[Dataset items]
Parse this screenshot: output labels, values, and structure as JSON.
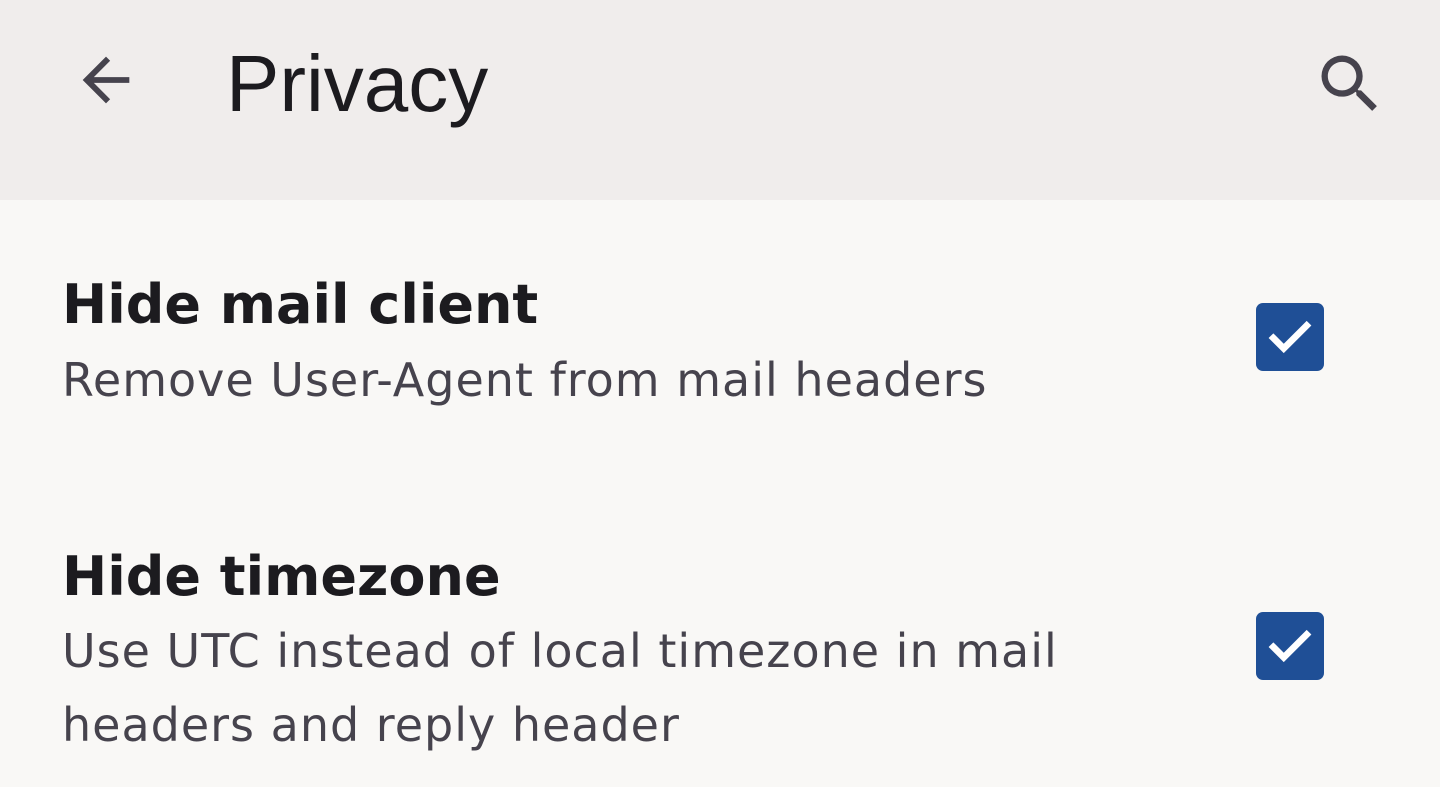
{
  "app_bar": {
    "title": "Privacy",
    "back_icon": "arrow-back-icon",
    "search_icon": "search-icon",
    "background": "#f0edec"
  },
  "preferences": [
    {
      "title": "Hide mail client",
      "summary": "Remove User-Agent from mail headers",
      "checked": true
    },
    {
      "title": "Hide timezone",
      "summary": "Use UTC instead of local timezone in mail headers and reply header",
      "checked": true
    }
  ],
  "colors": {
    "checkbox_accent": "#1f4f96",
    "page_background": "#f9f8f6",
    "summary_text": "#46434d"
  }
}
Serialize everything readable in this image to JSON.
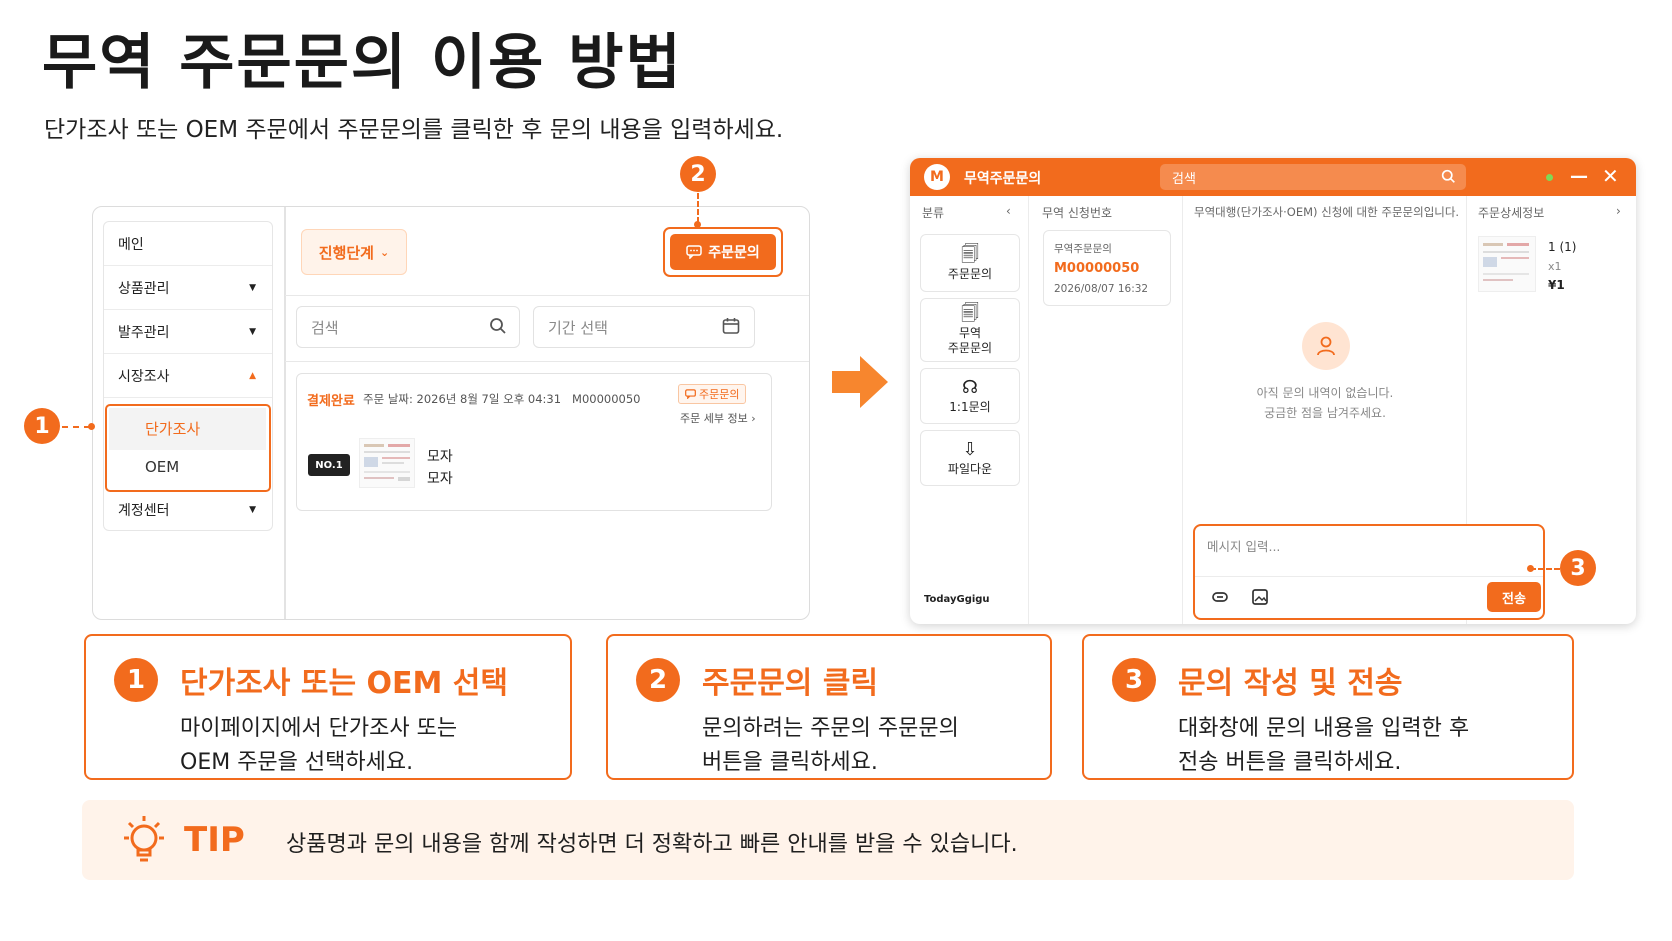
{
  "header": {
    "title": "무역 주문문의 이용 방법",
    "subtitle": "단가조사 또는 OEM 주문에서 주문문의를 클릭한 후 문의 내용을 입력하세요."
  },
  "left_panel": {
    "menu": [
      {
        "label": "메인"
      },
      {
        "label": "상품관리"
      },
      {
        "label": "발주관리"
      },
      {
        "label": "시장조사"
      },
      {
        "label": "계정센터"
      }
    ],
    "submenu": [
      {
        "label": "단가조사",
        "active": true
      },
      {
        "label": "OEM",
        "active": false
      }
    ],
    "stage_button": "진행단계",
    "inquiry_button": "주문문의",
    "search_placeholder": "검색",
    "date_placeholder": "기간 선택",
    "order": {
      "status": "결제완료",
      "date_line": "주문 날짜: 2026년 8월 7일 오후 04:31",
      "order_no": "M00000050",
      "inquiry_tag": "주문문의",
      "detail_link": "주문 세부 정보 ›",
      "rank_badge": "NO.1",
      "name1": "모자",
      "name2": "모자"
    }
  },
  "chat_window": {
    "logo": "M",
    "title": "무역주문문의",
    "search_placeholder": "검색",
    "columns": {
      "category": "분류",
      "request_no": "무역 신청번호",
      "conversation": "무역대행(단가조사·OEM) 신청에 대한 주문문의입니다.",
      "detail": "주문상세정보"
    },
    "categories": [
      {
        "icon": "receipt-icon",
        "label": "주문문의"
      },
      {
        "icon": "trade-receipt-icon",
        "label_line1": "무역",
        "label_line2": "주문문의"
      },
      {
        "icon": "headset-icon",
        "label": "1:1문의"
      },
      {
        "icon": "file-download-icon",
        "label": "파일다운"
      }
    ],
    "brand": "TodayGgigu",
    "request": {
      "label": "무역주문문의",
      "number": "M00000050",
      "datetime": "2026/08/07 16:32"
    },
    "empty_line1": "아직 문의 내역이 없습니다.",
    "empty_line2": "궁금한 점을 남겨주세요.",
    "message_placeholder": "메시지 입력...",
    "send_button": "전송",
    "detail": {
      "qty": "1 (1)",
      "multiplier": "x1",
      "price": "¥1"
    }
  },
  "badges": [
    "1",
    "2",
    "3"
  ],
  "steps": [
    {
      "number": "1",
      "title": "단가조사 또는 OEM 선택",
      "line1": "마이페이지에서 단가조사 또는",
      "line2": "OEM 주문을 선택하세요."
    },
    {
      "number": "2",
      "title": "주문문의 클릭",
      "line1": "문의하려는 주문의 주문문의",
      "line2": "버튼을 클릭하세요."
    },
    {
      "number": "3",
      "title": "문의 작성 및 전송",
      "line1": "대화창에 문의 내용을 입력한 후",
      "line2": "전송 버튼을 클릭하세요."
    }
  ],
  "tip": {
    "label": "TIP",
    "text": "상품명과 문의 내용을 함께 작성하면 더 정확하고 빠른 안내를 받을 수 있습니다."
  },
  "colors": {
    "accent": "#f26b1d",
    "accent_light": "#fff3ea",
    "text": "#1f1f1f"
  }
}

**Exercise prompt:** How many lines in the records above hold the word "timezone"? Give only the number.

**In response:** 2